-- Start --

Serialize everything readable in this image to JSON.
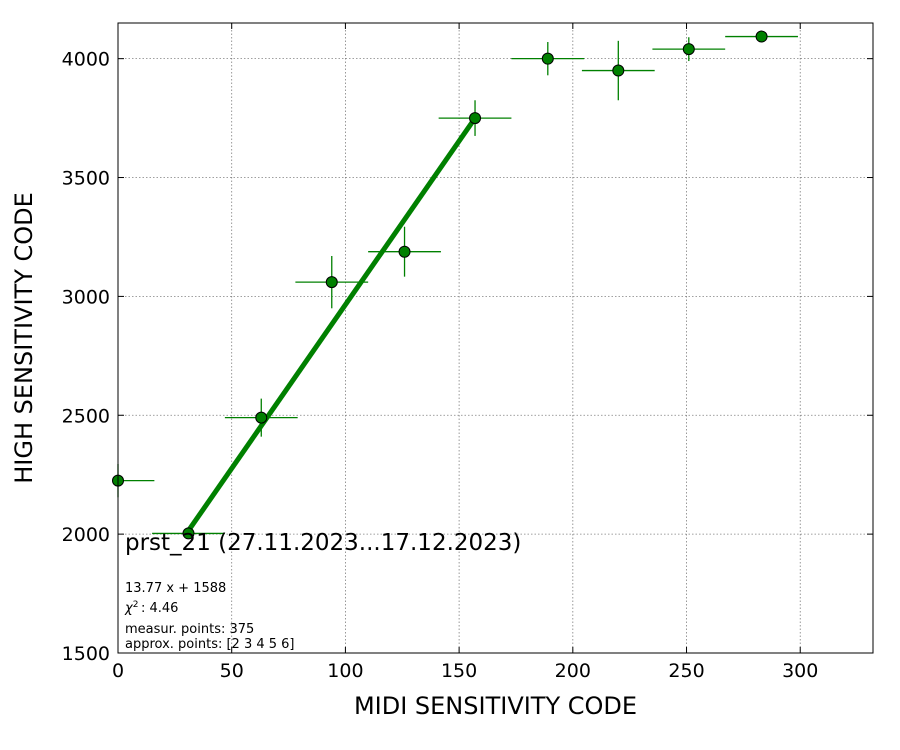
{
  "chart_data": {
    "type": "scatter",
    "title": "prst_21 (27.11.2023...17.12.2023)",
    "xlabel": "MIDI SENSITIVITY CODE",
    "ylabel": "HIGH SENSITIVITY CODE",
    "xlim": [
      0,
      332
    ],
    "ylim": [
      1500,
      4150
    ],
    "xticks": [
      0,
      50,
      100,
      150,
      200,
      250,
      300
    ],
    "yticks": [
      1500,
      2000,
      2500,
      3000,
      3500,
      4000
    ],
    "grid": true,
    "colors": {
      "point_fill": "#008000",
      "point_edge": "#000000",
      "errorbar": "#008000",
      "fit_line": "#008000"
    },
    "points": [
      {
        "x": 0,
        "y": 2225,
        "xerr": 16,
        "yerr": 70
      },
      {
        "x": 31,
        "y": 2003,
        "xerr": 16,
        "yerr": 20
      },
      {
        "x": 63,
        "y": 2490,
        "xerr": 16,
        "yerr": 80
      },
      {
        "x": 94,
        "y": 3060,
        "xerr": 16,
        "yerr": 110
      },
      {
        "x": 126,
        "y": 3188,
        "xerr": 16,
        "yerr": 105
      },
      {
        "x": 157,
        "y": 3750,
        "xerr": 16,
        "yerr": 75
      },
      {
        "x": 189,
        "y": 4000,
        "xerr": 16,
        "yerr": 70
      },
      {
        "x": 220,
        "y": 3950,
        "xerr": 16,
        "yerr": 125
      },
      {
        "x": 251,
        "y": 4040,
        "xerr": 16,
        "yerr": 50
      },
      {
        "x": 283,
        "y": 4093,
        "xerr": 16,
        "yerr": 15
      }
    ],
    "fit": {
      "slope": 13.77,
      "intercept": 1588,
      "x_range": [
        31,
        157
      ]
    },
    "annotations": [
      "13.77 x + 1588",
      ": 4.46",
      "measur. points: 375",
      "approx. points: [2 3 4 5 6]"
    ]
  }
}
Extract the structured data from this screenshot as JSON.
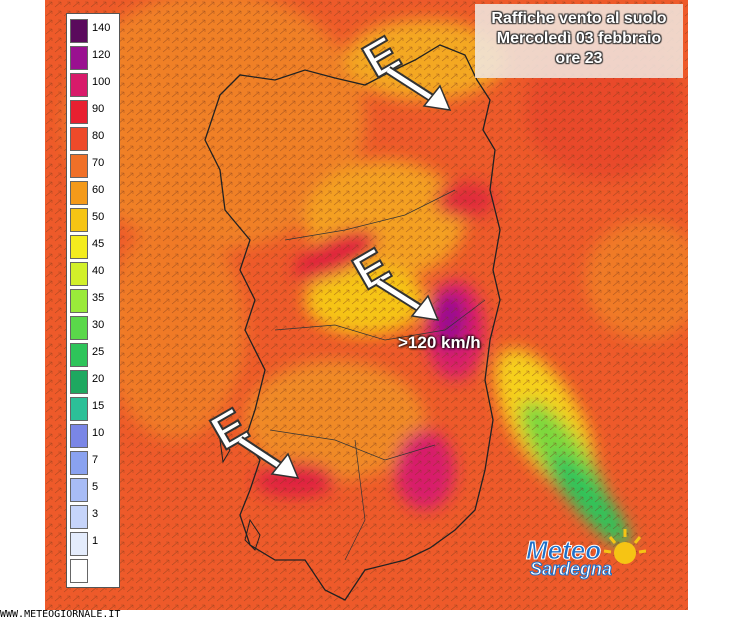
{
  "title": {
    "line1": "Raffiche vento al suolo",
    "line2": "Mercoledì 03 febbraio",
    "line3": "ore 23"
  },
  "legend": [
    {
      "label": "140",
      "color": "#5a0a5c"
    },
    {
      "label": "120",
      "color": "#9a1090"
    },
    {
      "label": "100",
      "color": "#d81a6a"
    },
    {
      "label": "90",
      "color": "#e82030"
    },
    {
      "label": "80",
      "color": "#ee4a2a"
    },
    {
      "label": "70",
      "color": "#f07028"
    },
    {
      "label": "60",
      "color": "#f49a1a"
    },
    {
      "label": "50",
      "color": "#f6c414"
    },
    {
      "label": "45",
      "color": "#f4ec1e"
    },
    {
      "label": "40",
      "color": "#d2f02a"
    },
    {
      "label": "35",
      "color": "#9aea3a"
    },
    {
      "label": "30",
      "color": "#5ad84a"
    },
    {
      "label": "25",
      "color": "#2ec45a"
    },
    {
      "label": "20",
      "color": "#1ea860"
    },
    {
      "label": "15",
      "color": "#2cc098"
    },
    {
      "label": "10",
      "color": "#7a86e6"
    },
    {
      "label": "7",
      "color": "#8aa2f0"
    },
    {
      "label": "5",
      "color": "#a8bcf6"
    },
    {
      "label": "3",
      "color": "#c6d4fa"
    },
    {
      "label": "1",
      "color": "#e4ecfc"
    },
    {
      "label": "",
      "color": "#ffffff"
    }
  ],
  "wind_label": "E",
  "callout": ">120 km/h",
  "site": "WWW.METEOGIORNALE.IT",
  "logo": {
    "top": "Meteo",
    "bottom": "Sardegna"
  }
}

-- End --

* GIVEN PROBLEM: Which lines hold the word "title"? Copy all of them.

* WRITTEN SOLUTION:
    "title": "prst_21 (27.11.2023...17.12.2023)",
  "title": {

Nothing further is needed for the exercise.